Goal: Set down each entry from the block beneath, exactly as written.

Material for this task:
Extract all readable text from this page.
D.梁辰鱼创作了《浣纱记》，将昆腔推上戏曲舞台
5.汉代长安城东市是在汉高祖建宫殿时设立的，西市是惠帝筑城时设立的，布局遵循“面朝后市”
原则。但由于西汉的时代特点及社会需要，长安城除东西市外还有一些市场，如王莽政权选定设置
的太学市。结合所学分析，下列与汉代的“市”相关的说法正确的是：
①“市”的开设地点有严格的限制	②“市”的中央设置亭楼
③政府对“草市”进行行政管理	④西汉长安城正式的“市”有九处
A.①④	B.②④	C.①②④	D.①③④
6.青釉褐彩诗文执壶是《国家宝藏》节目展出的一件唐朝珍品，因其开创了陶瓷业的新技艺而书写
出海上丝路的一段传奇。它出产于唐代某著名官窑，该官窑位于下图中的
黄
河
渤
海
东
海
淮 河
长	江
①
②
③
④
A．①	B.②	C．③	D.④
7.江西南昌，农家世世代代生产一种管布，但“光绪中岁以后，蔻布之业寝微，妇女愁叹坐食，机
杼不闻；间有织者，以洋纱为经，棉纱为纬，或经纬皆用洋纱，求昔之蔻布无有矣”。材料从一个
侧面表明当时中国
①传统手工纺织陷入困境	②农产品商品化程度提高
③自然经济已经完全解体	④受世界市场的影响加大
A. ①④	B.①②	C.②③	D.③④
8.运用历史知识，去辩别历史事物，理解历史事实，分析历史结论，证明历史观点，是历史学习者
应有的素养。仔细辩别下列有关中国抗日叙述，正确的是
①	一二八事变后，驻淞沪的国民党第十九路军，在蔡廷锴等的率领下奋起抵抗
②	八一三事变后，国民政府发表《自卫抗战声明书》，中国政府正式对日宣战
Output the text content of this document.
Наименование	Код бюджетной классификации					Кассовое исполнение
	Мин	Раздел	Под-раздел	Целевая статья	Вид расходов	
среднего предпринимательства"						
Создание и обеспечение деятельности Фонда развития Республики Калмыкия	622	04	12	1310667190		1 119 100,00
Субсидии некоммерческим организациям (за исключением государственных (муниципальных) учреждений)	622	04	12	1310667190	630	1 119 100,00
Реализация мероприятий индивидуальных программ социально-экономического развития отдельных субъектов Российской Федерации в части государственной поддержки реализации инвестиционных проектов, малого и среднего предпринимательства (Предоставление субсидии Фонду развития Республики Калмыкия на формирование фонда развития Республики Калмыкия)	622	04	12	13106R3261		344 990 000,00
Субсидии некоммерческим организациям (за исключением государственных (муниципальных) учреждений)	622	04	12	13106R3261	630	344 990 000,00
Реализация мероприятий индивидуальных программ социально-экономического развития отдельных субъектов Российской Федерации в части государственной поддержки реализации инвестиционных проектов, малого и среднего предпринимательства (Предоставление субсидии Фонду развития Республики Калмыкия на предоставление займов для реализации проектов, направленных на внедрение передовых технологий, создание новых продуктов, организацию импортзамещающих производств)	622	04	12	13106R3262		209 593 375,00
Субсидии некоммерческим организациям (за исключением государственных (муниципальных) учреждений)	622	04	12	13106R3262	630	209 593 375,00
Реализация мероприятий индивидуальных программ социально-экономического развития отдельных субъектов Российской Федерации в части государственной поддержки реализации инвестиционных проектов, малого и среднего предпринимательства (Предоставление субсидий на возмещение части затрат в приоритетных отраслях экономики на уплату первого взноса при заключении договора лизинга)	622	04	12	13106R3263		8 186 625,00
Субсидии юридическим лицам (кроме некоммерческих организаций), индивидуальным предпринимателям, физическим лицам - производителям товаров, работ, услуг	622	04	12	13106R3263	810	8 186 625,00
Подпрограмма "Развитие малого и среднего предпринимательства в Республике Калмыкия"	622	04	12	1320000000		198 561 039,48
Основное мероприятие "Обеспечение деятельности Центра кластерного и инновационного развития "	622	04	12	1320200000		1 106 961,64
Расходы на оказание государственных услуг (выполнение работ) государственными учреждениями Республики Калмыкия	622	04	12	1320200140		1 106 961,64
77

Response:
Extract all readable text from this page.
D.梁辰鱼创作了《浣纱记》，将昆腔推上戏曲舞台
5.汉代长安城东市是在汉高祖建宫殿时设立的，西市是惠帝筑城时设立的，布局遵循“面朝后市”
原则。但由于西汉的时代特点及社会需要，长安城除东西市外还有一些市场，如王莽政权选定设置
的太学市。结合所学分析，下列与汉代的“市”相关的说法正确的是：
①“市”的开设地点有严格的限制	②“市”的中央设置亭楼
③政府对“草市”进行行政管理	④西汉长安城正式的“市”有九处
A.①④	B.②④	C.①②④	D.①③④
6.青釉褐彩诗文执壶是《国家宝藏》节目展出的一件唐朝珍品，因其开创了陶瓷业的新技艺而书写
出海上丝路的一段传奇。它出产于唐代某著名官窑，该官窑位于下图中的
黄
河
渤
海
东
海
淮 河
长	江
①
②
③
④
A．①	B.②	C．③	D.④
7.江西南昌，农家世世代代生产一种管布，但“光绪中岁以后，蔻布之业寝微，妇女愁叹坐食，机
杼不闻；间有织者，以洋纱为经，棉纱为纬，或经纬皆用洋纱，求昔之蔻布无有矣”。材料从一个
侧面表明当时中国
①传统手工纺织陷入困境	②农产品商品化程度提高
③自然经济已经完全解体	④受世界市场的影响加大
A. ①④	B.①②	C.②③	D.③④
8.运用历史知识，去辩别历史事物，理解历史事实，分析历史结论，证明历史观点，是历史学习者
应有的素养。仔细辩别下列有关中国抗日叙述，正确的是
①	一二八事变后，驻淞沪的国民党第十九路军，在蔡廷锴等的率领下奋起抵抗
②	八一三事变后，国民政府发表《自卫抗战声明书》，中国政府正式对日宣战
Output the text content of this document.
Наименование	Код бюджетной классификации					Кассовое исполнение
	Мин	Раздел	Под-раздел	Целевая статья	Вид расходов	
среднего предпринимательства"						
Создание и обеспечение деятельности Фонда развития Республики Калмыкия	622	04	12	1310667190		1 119 100,00
Субсидии некоммерческим организациям (за исключением государственных (муниципальных) учреждений)	622	04	12	1310667190	630	1 119 100,00
Реализация мероприятий индивидуальных программ социально-экономического развития отдельных субъектов Российской Федерации в части государственной поддержки реализации инвестиционных проектов, малого и среднего предпринимательства (Предоставление субсидии Фонду развития Республики Калмыкия на формирование фонда развития Республики Калмыкия)	622	04	12	13106R3261		344 990 000,00
Субсидии некоммерческим организациям (за исключением государственных (муниципальных) учреждений)	622	04	12	13106R3261	630	344 990 000,00
Реализация мероприятий индивидуальных программ социально-экономического развития отдельных субъектов Российской Федерации в части государственной поддержки реализации инвестиционных проектов, малого и среднего предпринимательства (Предоставление субсидии Фонду развития Республики Калмыкия на предоставление займов для реализации проектов, направленных на внедрение передовых технологий, создание новых продуктов, организацию импортзамещающих производств)	622	04	12	13106R3262		209 593 375,00
Субсидии некоммерческим организациям (за исключением государственных (муниципальных) учреждений)	622	04	12	13106R3262	630	209 593 375,00
Реализация мероприятий индивидуальных программ социально-экономического развития отдельных субъектов Российской Федерации в части государственной поддержки реализации инвестиционных проектов, малого и среднего предпринимательства (Предоставление субсидий на возмещение части затрат в приоритетных отраслях экономики на уплату первого взноса при заключении договора лизинга)	622	04	12	13106R3263		8 186 625,00
Субсидии юридическим лицам (кроме некоммерческих организаций), индивидуальным предпринимателям, физическим лицам - производителям товаров, работ, услуг	622	04	12	13106R3263	810	8 186 625,00
Подпрограмма "Развитие малого и среднего предпринимательства в Республике Калмыкия"	622	04	12	1320000000		198 561 039,48
Основное мероприятие "Обеспечение деятельности Центра кластерного и инновационного развития "	622	04	12	1320200000		1 106 961,64
Расходы на оказание государственных услуг (выполнение работ) государственными учреждениями Республики Калмыкия	622	04	12	1320200140		1 106 961,64
77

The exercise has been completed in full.